(RECORD SET Opens)
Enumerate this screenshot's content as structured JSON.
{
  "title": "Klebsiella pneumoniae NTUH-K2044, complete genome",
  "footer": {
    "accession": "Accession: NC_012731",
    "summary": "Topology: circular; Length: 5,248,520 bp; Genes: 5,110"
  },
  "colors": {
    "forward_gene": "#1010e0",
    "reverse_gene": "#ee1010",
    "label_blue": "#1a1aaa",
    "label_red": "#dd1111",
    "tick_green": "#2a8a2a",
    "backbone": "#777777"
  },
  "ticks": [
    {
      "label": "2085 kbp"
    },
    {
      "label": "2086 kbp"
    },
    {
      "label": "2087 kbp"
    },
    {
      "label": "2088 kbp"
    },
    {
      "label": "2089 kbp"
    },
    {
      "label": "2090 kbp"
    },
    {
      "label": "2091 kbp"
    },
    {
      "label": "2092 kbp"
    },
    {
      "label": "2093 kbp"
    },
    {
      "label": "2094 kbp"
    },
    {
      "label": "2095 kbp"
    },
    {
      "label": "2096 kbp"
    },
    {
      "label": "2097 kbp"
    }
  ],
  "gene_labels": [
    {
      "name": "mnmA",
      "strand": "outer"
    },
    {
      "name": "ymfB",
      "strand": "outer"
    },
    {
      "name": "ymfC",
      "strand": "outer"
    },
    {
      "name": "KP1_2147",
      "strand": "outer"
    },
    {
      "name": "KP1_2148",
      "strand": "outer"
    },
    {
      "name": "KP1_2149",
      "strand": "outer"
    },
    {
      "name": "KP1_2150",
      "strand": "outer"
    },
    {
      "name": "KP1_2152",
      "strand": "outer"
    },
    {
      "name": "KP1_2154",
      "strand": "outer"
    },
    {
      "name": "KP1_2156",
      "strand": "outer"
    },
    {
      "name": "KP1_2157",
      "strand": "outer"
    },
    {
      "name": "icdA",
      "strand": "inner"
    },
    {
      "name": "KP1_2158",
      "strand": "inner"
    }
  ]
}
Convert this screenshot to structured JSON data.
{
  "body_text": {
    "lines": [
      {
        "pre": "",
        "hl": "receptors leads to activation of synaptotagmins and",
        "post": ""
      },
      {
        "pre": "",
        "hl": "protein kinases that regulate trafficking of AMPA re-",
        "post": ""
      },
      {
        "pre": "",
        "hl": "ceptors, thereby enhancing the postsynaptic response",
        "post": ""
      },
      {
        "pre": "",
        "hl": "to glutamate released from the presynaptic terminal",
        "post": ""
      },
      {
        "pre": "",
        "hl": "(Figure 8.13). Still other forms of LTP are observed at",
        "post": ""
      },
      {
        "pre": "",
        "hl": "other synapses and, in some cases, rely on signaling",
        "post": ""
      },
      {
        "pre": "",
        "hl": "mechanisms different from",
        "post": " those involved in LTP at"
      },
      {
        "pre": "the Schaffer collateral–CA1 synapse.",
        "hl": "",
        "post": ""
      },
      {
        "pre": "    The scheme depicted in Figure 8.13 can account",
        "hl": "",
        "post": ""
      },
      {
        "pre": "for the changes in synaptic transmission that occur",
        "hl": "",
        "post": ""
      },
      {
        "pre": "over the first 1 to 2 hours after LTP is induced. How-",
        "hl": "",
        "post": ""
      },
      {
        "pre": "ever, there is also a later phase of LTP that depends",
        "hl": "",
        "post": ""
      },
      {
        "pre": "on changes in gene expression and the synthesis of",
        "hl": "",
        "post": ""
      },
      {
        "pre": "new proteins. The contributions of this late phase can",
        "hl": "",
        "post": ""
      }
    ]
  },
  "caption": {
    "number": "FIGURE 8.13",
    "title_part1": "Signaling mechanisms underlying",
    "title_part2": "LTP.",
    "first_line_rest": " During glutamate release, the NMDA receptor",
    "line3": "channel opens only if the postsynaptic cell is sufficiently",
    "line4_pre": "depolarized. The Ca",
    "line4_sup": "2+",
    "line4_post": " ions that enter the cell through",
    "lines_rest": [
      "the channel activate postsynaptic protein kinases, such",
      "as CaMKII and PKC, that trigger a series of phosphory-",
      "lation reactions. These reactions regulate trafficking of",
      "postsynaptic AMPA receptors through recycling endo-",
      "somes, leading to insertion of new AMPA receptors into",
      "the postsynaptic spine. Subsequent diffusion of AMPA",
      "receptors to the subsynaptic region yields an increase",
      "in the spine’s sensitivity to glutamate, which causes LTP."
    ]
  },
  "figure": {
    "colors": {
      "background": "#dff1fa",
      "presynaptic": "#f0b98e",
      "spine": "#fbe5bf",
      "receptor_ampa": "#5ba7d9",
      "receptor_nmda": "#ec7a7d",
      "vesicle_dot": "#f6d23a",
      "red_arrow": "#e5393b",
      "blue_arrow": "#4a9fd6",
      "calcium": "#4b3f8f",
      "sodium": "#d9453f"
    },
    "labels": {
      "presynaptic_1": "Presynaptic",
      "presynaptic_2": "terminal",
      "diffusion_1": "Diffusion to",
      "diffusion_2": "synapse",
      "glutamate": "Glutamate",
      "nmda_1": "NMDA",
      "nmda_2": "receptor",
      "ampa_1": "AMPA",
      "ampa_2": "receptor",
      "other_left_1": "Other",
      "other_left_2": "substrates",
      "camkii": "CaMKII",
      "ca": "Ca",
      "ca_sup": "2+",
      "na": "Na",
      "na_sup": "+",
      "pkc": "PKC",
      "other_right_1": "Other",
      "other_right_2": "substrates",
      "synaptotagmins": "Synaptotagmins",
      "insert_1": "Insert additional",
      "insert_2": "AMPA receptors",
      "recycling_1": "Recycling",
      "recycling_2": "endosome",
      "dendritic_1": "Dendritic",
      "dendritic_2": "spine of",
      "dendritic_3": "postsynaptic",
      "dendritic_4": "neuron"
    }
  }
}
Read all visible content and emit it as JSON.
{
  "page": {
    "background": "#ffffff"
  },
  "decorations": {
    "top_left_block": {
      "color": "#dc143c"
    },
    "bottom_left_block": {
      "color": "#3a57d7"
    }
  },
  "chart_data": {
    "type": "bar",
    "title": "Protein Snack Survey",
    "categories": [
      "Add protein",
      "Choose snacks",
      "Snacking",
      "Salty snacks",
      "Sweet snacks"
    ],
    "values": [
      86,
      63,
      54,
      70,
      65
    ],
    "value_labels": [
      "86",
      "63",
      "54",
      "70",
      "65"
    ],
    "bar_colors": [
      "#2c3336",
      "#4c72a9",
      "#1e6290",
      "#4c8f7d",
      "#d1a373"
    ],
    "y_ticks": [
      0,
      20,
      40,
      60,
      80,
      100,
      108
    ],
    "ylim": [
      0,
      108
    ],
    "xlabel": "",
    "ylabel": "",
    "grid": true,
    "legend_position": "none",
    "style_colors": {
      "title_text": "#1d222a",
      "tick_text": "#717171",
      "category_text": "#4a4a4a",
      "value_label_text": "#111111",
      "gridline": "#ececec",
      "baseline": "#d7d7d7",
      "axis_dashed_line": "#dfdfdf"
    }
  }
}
(RECORD SET Closes)
Out of the data above, return each line where the word "trafficking" can be found.

• **SOLUTION**:
        "hl": "protein kinases that regulate trafficking of AMPA re-",
      "lation reactions. These reactions regulate trafficking of",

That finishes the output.